● TASK INSTRUCTIONS:
Count the lines in the entries below that contain the string "plates", treating uppercase and lowercase as different. Reply with the number alone.

::::::

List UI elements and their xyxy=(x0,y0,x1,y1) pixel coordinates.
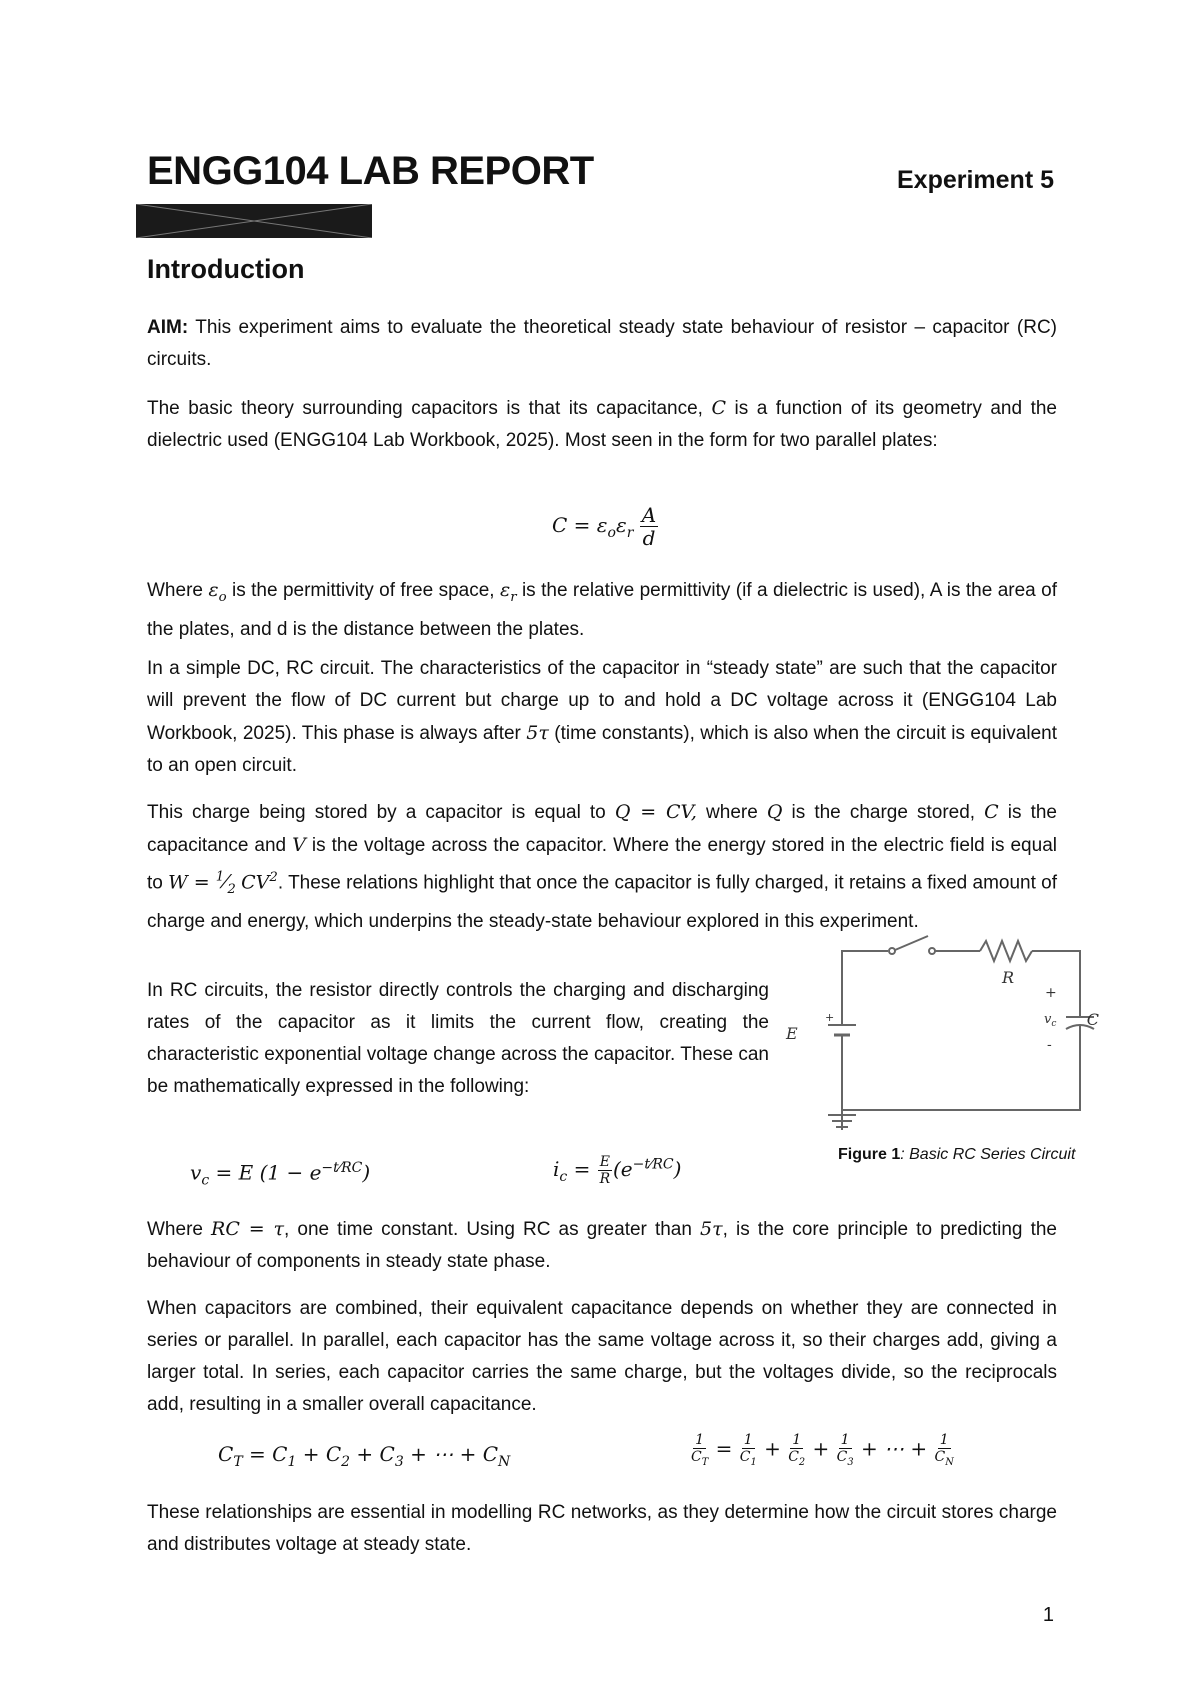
rc-circuit-paragraph: In RC circuits, the resistor directly controls the charging and discharging rates of the capacitor as it limits the current flow, creating the characteristic exponential voltage change across the capacitor. These can be mathematically expressed in the following: xyxy=(147,980,769,1097)
eq-sub: r xyxy=(626,525,634,541)
conclusion-paragraph: These relationships are essential in modelling RC networks, as they determine how the circuit stores charge and distributes voltage at steady state. xyxy=(147,1502,1057,1555)
numerator: A xyxy=(641,503,657,527)
aim-paragraph xyxy=(147,312,1057,376)
eq-sub: T xyxy=(233,1454,243,1470)
eq-part: ) xyxy=(673,1157,682,1182)
text: is the relative permittivity (if a dielectric is used), A is the area of the plates, and d is the distance between the plates. xyxy=(147,580,1057,640)
denominator: R xyxy=(599,1171,611,1188)
text: Where xyxy=(147,1219,212,1240)
eq-part: ) xyxy=(362,1160,371,1185)
recip-c3 xyxy=(837,1432,854,1468)
text: This charge being stored by a capacitor is equal to xyxy=(147,802,615,823)
eq-part: (e xyxy=(612,1157,633,1182)
eq-sub: c xyxy=(559,1169,568,1186)
steady-state-paragraph xyxy=(147,653,1057,782)
eq-part: i xyxy=(553,1157,560,1182)
den-sub: 2 xyxy=(798,1456,806,1468)
denominator xyxy=(837,1449,854,1468)
numerator: 1 xyxy=(743,1432,753,1448)
math-var: Q xyxy=(766,801,783,823)
text: Where xyxy=(147,580,209,601)
math-var: C xyxy=(984,801,999,823)
den-sub: 3 xyxy=(847,1456,854,1468)
series-capacitance-equation xyxy=(690,1432,955,1468)
figure-caption-text: : Basic RC Series Circuit xyxy=(900,1146,1076,1163)
numerator: 1 xyxy=(792,1432,802,1448)
text: (time constants), which is also when the circuit is equivalent to an open circuit. xyxy=(147,723,1057,776)
eq-part: + xyxy=(812,1436,830,1461)
exp-den: RC xyxy=(341,1160,363,1176)
label-e: E xyxy=(786,1024,798,1043)
math-sub: o xyxy=(218,589,227,605)
minus-sign: - xyxy=(1047,1037,1052,1053)
parallel-capacitance-equation xyxy=(218,1442,510,1470)
capacitance-equation xyxy=(552,504,658,549)
math-expr: CV xyxy=(241,871,270,894)
den-var: C xyxy=(739,1449,751,1466)
recip-ct xyxy=(691,1432,708,1468)
label-r: R xyxy=(1002,968,1015,987)
exponent: −t⁄RC xyxy=(321,1160,363,1176)
text: is a function of its geometry and the dielectric used (ENGG104 Lab Workbook, 2025). Most seen in the form for two parallel plates: xyxy=(147,398,1057,451)
text: , is the core principle to predicting the behaviour of components in steady state phase. xyxy=(147,1219,1057,1272)
math-var: 5τ xyxy=(526,722,549,744)
math-var: ε xyxy=(208,579,219,601)
exp-num: −t xyxy=(321,1160,339,1176)
text: In a simple DC, RC circuit. The characteristics of the capacitor in “steady state” are such that the capacitor will prevent the flow of DC current but charge up to and hold a DC voltage across it (ENGG104 Lab Workbook, 2025). This phase is always after xyxy=(147,658,1057,744)
half-fraction: $^1⁄_2$ xyxy=(215,870,236,898)
math-sup: 2 xyxy=(269,870,278,885)
math-expr: Q = CV, xyxy=(614,801,697,823)
text: The basic theory surrounding capacitors is that its capacitance, xyxy=(147,398,712,419)
eq-sub: 1 xyxy=(287,1454,297,1470)
text: where xyxy=(696,802,767,823)
page-number: 1 xyxy=(1042,1604,1054,1626)
area-over-distance xyxy=(640,504,658,549)
frac-num: 1 xyxy=(215,870,225,885)
den-sub: N xyxy=(945,1456,954,1468)
permittivity-paragraph xyxy=(147,574,1057,646)
capacitance-paragraph xyxy=(147,392,1057,457)
den-sub: 1 xyxy=(750,1456,757,1468)
eq-sub: 3 xyxy=(394,1454,404,1470)
section-heading: Introduction xyxy=(147,254,305,284)
denominator xyxy=(935,1449,954,1468)
denominator xyxy=(788,1449,805,1468)
text: , one time constant. Using RC as greater than xyxy=(284,1219,701,1240)
eq-part: + xyxy=(764,1436,781,1461)
charge-energy-paragraph xyxy=(147,796,1057,938)
combination-paragraph: When capacitors are combined, their equivalent capacitance depends on whether they are connected in series or parallel. In parallel, each capacitor has the same voltage across it, so their charges add, giving a larger total. In series, each capacitor carries the same charge, but the voltages divide, so the reciprocals add, resulting in a smaller overall capacitance. xyxy=(147,1298,1057,1415)
voltage-equation xyxy=(190,1160,370,1189)
eq-part: = xyxy=(567,1157,597,1182)
math-var: 5τ xyxy=(700,1218,723,1240)
battery-plus: + xyxy=(825,1011,835,1024)
recip-c1 xyxy=(740,1432,757,1468)
eq-part: C xyxy=(218,1442,234,1466)
text: is the charge stored, xyxy=(782,802,985,823)
numerator: 1 xyxy=(695,1432,705,1448)
redacted-name-box xyxy=(136,204,372,238)
frac-den: 2 xyxy=(227,882,236,898)
recip-cn xyxy=(935,1432,954,1468)
recip-c2 xyxy=(788,1432,805,1468)
exp-num: −t xyxy=(632,1156,650,1173)
math-sub: r xyxy=(510,589,517,605)
plus-sign: + xyxy=(1045,985,1057,1001)
math-var: V xyxy=(292,834,306,856)
eq-part: C = ε xyxy=(552,513,608,537)
label-vc xyxy=(1044,1012,1056,1029)
time-constant-paragraph xyxy=(147,1213,1057,1278)
den-var: C xyxy=(934,1449,946,1466)
den-var: C xyxy=(836,1449,848,1466)
aim-text: This experiment aims to evaluate the theoretical steady state behaviour of resistor – capacitor (RC) circuits. xyxy=(147,317,1057,370)
denominator xyxy=(740,1449,757,1468)
aim-label: AIM: xyxy=(147,317,189,338)
eq-sub: o xyxy=(607,525,616,541)
figure-label: Figure 1 xyxy=(838,1146,901,1163)
math-var: ε xyxy=(499,579,511,601)
text: is the permittivity of free space, xyxy=(226,580,500,601)
eq-part: v xyxy=(190,1160,202,1185)
eq-part: + ⋯ + xyxy=(860,1436,928,1461)
figure-caption xyxy=(838,1146,1075,1164)
eq-part: + C xyxy=(350,1442,395,1466)
label-c: C xyxy=(1086,1010,1099,1029)
exp-den: RC xyxy=(652,1156,674,1173)
vc-sub: c xyxy=(1051,1019,1057,1029)
denominator: d xyxy=(642,526,656,550)
text: . These relations highlight that once the capacitor is fully charged, it retains a fixed amount of charge and energy, which underpins the steady-state behaviour explored in this experiment. xyxy=(147,872,1058,933)
eq-sub: N xyxy=(498,1454,511,1470)
numerator: 1 xyxy=(939,1432,949,1448)
rc-circuit-diagram xyxy=(780,925,1100,1140)
eq-part: = C xyxy=(242,1442,288,1466)
text: is the voltage across the capacitor. Where the energy stored in the electric field is equal to xyxy=(147,835,1057,894)
eq-part: + C xyxy=(296,1442,342,1466)
vc-main: v xyxy=(1044,1012,1052,1027)
den-var: C xyxy=(788,1449,799,1466)
eq-part: + ⋯ + C xyxy=(403,1442,499,1466)
eq-sub: c xyxy=(201,1172,210,1189)
math-expr: W = xyxy=(168,871,216,894)
current-equation xyxy=(553,1154,681,1187)
eq-part: ε xyxy=(615,513,627,537)
math-var: C xyxy=(711,397,726,419)
den-var: C xyxy=(691,1449,702,1466)
eq-sub: 2 xyxy=(341,1454,351,1470)
experiment-label: Experiment 5 xyxy=(896,166,1054,194)
exponent: −t⁄RC xyxy=(632,1156,674,1173)
numerator: E xyxy=(599,1154,610,1170)
e-over-r xyxy=(598,1154,612,1187)
eq-part: = xyxy=(715,1436,733,1461)
math-expr: RC = τ xyxy=(211,1218,285,1240)
den-sub: T xyxy=(701,1456,709,1468)
numerator: 1 xyxy=(840,1432,850,1448)
text: is the capacitance and xyxy=(147,802,1058,856)
eq-part: = E (1 − e xyxy=(209,1160,322,1185)
denominator xyxy=(691,1449,708,1468)
report-title: ENGG104 LAB REPORT xyxy=(147,149,594,193)
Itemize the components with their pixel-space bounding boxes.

::::::

● EXERCISE OUTPUT:
2